» **Element and region data**:
- - -

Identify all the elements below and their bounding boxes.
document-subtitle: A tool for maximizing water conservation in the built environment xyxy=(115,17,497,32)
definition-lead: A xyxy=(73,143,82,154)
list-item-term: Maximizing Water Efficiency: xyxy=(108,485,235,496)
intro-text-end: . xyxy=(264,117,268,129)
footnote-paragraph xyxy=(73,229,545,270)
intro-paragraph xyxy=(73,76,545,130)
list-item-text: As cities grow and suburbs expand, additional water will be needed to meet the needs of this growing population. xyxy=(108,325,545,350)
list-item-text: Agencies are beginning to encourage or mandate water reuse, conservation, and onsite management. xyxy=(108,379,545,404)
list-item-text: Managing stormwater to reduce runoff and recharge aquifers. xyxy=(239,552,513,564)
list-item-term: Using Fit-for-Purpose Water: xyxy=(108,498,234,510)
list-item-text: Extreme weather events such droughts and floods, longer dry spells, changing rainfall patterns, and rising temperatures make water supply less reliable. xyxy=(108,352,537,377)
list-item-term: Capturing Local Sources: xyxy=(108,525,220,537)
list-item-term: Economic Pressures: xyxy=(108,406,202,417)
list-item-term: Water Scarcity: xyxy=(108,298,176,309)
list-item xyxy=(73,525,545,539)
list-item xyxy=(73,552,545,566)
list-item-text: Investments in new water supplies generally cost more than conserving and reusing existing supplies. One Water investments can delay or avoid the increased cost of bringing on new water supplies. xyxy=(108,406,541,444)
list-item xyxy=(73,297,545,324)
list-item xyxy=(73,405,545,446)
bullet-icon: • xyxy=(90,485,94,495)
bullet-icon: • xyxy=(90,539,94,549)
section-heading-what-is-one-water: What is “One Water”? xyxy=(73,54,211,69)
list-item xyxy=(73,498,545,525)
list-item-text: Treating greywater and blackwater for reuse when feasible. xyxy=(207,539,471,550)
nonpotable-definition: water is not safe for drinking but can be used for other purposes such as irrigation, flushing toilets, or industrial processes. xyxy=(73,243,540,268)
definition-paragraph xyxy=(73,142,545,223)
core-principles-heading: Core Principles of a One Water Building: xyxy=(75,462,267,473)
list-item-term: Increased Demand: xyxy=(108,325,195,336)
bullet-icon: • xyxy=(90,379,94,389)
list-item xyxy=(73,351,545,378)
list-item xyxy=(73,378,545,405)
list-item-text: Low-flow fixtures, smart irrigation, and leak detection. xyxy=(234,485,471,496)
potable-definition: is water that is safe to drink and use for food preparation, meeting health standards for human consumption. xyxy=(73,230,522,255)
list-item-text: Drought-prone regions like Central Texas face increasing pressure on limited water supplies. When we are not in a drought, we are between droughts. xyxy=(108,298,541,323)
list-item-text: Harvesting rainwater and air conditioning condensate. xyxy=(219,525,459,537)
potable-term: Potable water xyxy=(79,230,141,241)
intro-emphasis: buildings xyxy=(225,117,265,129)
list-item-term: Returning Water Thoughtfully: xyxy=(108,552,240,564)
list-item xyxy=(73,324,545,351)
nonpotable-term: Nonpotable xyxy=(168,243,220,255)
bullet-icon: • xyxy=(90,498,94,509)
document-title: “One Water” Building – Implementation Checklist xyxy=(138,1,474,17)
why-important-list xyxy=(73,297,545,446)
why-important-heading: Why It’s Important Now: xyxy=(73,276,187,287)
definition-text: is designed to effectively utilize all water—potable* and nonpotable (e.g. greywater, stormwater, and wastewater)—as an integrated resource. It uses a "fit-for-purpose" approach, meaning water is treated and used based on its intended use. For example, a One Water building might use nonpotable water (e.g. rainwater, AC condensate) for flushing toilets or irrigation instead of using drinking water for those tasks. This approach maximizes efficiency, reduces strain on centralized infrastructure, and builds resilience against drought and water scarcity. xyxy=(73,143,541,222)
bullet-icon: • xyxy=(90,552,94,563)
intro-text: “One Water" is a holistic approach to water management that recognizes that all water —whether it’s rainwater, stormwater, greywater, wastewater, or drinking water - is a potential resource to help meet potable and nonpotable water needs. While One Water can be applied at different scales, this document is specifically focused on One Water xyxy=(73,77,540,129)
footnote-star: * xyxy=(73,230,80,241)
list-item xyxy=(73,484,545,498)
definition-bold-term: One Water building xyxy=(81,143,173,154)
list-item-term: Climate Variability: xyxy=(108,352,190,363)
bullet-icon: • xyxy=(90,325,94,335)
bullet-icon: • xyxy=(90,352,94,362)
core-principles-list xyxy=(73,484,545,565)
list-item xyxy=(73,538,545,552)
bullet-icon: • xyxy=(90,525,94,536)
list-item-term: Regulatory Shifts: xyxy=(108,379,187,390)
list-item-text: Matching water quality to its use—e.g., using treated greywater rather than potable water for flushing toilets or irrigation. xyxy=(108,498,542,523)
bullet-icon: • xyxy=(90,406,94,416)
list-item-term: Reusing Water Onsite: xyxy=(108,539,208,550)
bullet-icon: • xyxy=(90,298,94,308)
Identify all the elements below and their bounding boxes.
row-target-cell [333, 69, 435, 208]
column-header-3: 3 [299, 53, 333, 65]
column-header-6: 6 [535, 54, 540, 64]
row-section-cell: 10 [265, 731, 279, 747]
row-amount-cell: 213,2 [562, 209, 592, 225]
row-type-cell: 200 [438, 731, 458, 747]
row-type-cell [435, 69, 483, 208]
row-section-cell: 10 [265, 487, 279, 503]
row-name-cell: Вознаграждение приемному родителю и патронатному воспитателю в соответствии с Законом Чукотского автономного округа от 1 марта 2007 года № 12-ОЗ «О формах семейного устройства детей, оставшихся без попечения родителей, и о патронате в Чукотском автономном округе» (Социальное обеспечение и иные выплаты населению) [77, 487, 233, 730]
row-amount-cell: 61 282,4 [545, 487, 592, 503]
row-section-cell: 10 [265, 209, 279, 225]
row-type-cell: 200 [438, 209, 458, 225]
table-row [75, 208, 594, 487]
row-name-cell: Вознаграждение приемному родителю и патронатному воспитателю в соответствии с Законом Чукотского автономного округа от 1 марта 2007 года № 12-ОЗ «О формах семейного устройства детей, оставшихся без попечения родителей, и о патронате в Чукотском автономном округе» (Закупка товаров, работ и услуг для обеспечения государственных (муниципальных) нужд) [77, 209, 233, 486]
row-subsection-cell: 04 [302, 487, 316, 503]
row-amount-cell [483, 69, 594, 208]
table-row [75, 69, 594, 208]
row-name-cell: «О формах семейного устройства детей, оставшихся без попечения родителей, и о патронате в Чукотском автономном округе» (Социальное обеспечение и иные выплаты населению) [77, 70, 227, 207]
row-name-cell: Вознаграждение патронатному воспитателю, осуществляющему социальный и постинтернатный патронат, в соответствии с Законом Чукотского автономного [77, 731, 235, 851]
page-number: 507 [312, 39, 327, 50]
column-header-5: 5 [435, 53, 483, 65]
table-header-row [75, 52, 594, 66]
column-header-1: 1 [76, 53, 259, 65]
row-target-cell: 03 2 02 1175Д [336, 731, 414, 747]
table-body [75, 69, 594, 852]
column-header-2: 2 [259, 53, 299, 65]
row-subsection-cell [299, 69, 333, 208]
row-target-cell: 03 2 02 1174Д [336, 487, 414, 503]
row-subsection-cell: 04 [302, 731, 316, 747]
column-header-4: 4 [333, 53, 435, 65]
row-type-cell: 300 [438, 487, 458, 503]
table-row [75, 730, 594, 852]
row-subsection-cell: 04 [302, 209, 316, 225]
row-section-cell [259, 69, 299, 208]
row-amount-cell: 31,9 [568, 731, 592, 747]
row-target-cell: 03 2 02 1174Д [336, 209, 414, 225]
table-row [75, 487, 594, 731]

- - -

» **PROBLEM REQUIREMENTS**: Turn the lines of the data, from the very first one through the line containing "definition-lead: A xyxy=(73,143,82,154)", into a JSON list of strings with one string per line. Leave out any blank lines.

» **COMPLETE RESPONSE**:
[
  "Identify all the elements below and their bounding boxes.",
  "document-subtitle: A tool for maximizing water conservation in the built environment xyxy=(115,17,497,32)",
  "definition-lead: A xyxy=(73,143,82,154)"
]